● **CHALLENGE**: Copy each line below exactly and leave the pictures out.

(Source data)
● ● ●

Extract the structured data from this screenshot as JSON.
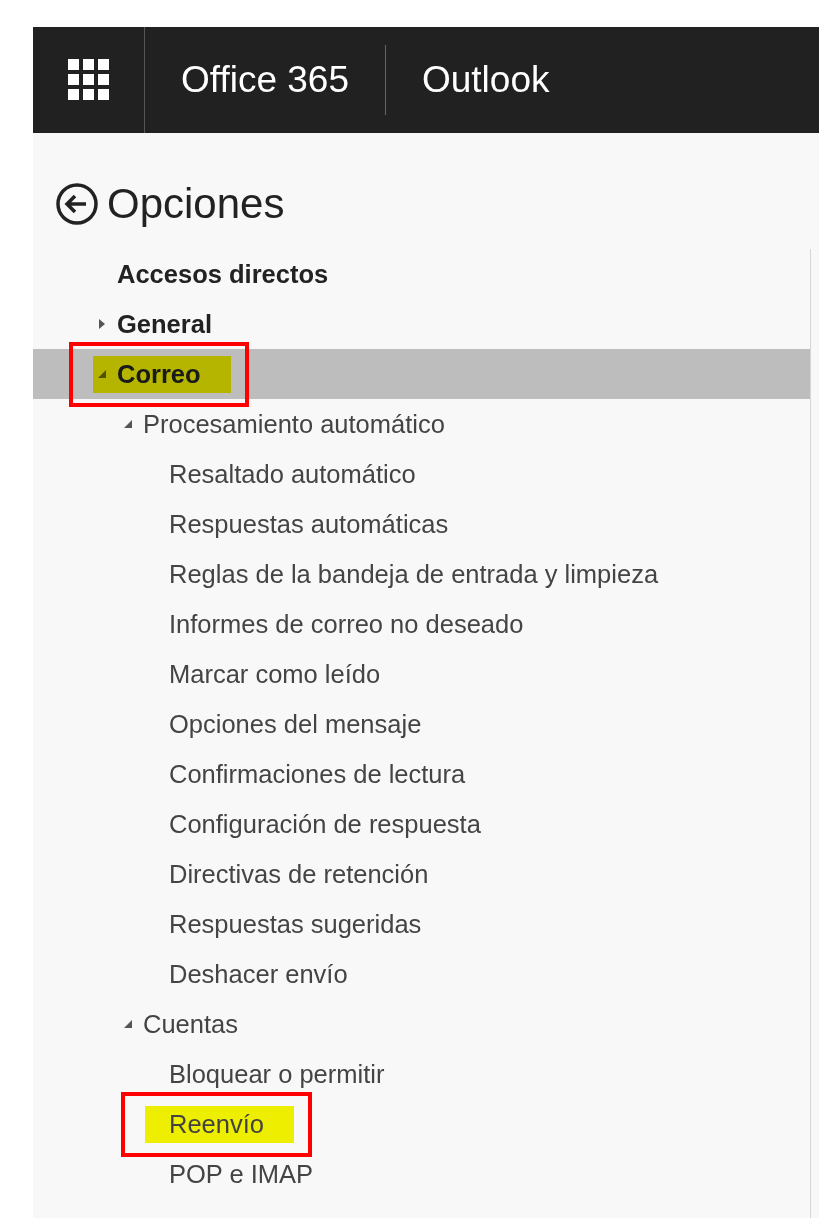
{
  "top_bar": {
    "brand": "Office 365",
    "app": "Outlook"
  },
  "page": {
    "title": "Opciones"
  },
  "nav": [
    {
      "label": "Accesos directos",
      "selected": false,
      "annotated": false
    },
    {
      "label": "General",
      "expanded": false,
      "selected": false,
      "annotated": false
    },
    {
      "label": "Correo",
      "expanded": true,
      "selected": true,
      "annotated": true,
      "children": [
        {
          "label": "Procesamiento automático",
          "expanded": true,
          "selected": false,
          "annotated": false,
          "children": [
            {
              "label": "Resaltado automático",
              "selected": false,
              "annotated": false
            },
            {
              "label": "Respuestas automáticas",
              "selected": false,
              "annotated": false
            },
            {
              "label": "Reglas de la bandeja de entrada y limpieza",
              "selected": false,
              "annotated": false
            },
            {
              "label": "Informes de correo no deseado",
              "selected": false,
              "annotated": false
            },
            {
              "label": "Marcar como leído",
              "selected": false,
              "annotated": false
            },
            {
              "label": "Opciones del mensaje",
              "selected": false,
              "annotated": false
            },
            {
              "label": "Confirmaciones de lectura",
              "selected": false,
              "annotated": false
            },
            {
              "label": "Configuración de respuesta",
              "selected": false,
              "annotated": false
            },
            {
              "label": "Directivas de retención",
              "selected": false,
              "annotated": false
            },
            {
              "label": "Respuestas sugeridas",
              "selected": false,
              "annotated": false
            },
            {
              "label": "Deshacer envío",
              "selected": false,
              "annotated": false
            }
          ]
        },
        {
          "label": "Cuentas",
          "expanded": true,
          "selected": false,
          "annotated": false,
          "children": [
            {
              "label": "Bloquear o permitir",
              "selected": false,
              "annotated": false
            },
            {
              "label": "Reenvío",
              "selected": false,
              "annotated": true
            },
            {
              "label": "POP e IMAP",
              "selected": false,
              "annotated": false
            }
          ]
        }
      ]
    }
  ]
}
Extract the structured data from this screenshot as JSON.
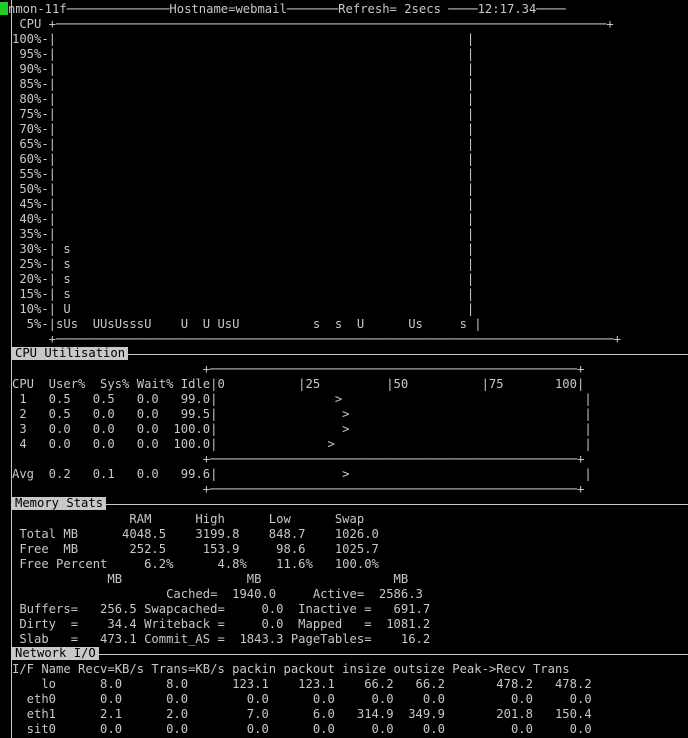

● ● ●

● **SOLUTION FOR THIS TASK**:
Extract the structured data from this screenshot as JSON.
{
  "top_bar": {
    "brand": "Office 365",
    "app": "Outlook"
  },
  "page": {
    "title": "Opciones"
  },
  "nav": [
    {
      "label": "Accesos directos",
      "selected": false,
      "annotated": false
    },
    {
      "label": "General",
      "expanded": false,
      "selected": false,
      "annotated": false
    },
    {
      "label": "Correo",
      "expanded": true,
      "selected": true,
      "annotated": true,
      "children": [
        {
          "label": "Procesamiento automático",
          "expanded": true,
          "selected": false,
          "annotated": false,
          "children": [
            {
              "label": "Resaltado automático",
              "selected": false,
              "annotated": false
            },
            {
              "label": "Respuestas automáticas",
              "selected": false,
              "annotated": false
            },
            {
              "label": "Reglas de la bandeja de entrada y limpieza",
              "selected": false,
              "annotated": false
            },
            {
              "label": "Informes de correo no deseado",
              "selected": false,
              "annotated": false
            },
            {
              "label": "Marcar como leído",
              "selected": false,
              "annotated": false
            },
            {
              "label": "Opciones del mensaje",
              "selected": false,
              "annotated": false
            },
            {
              "label": "Confirmaciones de lectura",
              "selected": false,
              "annotated": false
            },
            {
              "label": "Configuración de respuesta",
              "selected": false,
              "annotated": false
            },
            {
              "label": "Directivas de retención",
              "selected": false,
              "annotated": false
            },
            {
              "label": "Respuestas sugeridas",
              "selected": false,
              "annotated": false
            },
            {
              "label": "Deshacer envío",
              "selected": false,
              "annotated": false
            }
          ]
        },
        {
          "label": "Cuentas",
          "expanded": true,
          "selected": false,
          "annotated": false,
          "children": [
            {
              "label": "Bloquear o permitir",
              "selected": false,
              "annotated": false
            },
            {
              "label": "Reenvío",
              "selected": false,
              "annotated": true
            },
            {
              "label": "POP e IMAP",
              "selected": false,
              "annotated": false
            }
          ]
        }
      ]
    }
  ]
}
Extract the structured data from this screenshot as JSON.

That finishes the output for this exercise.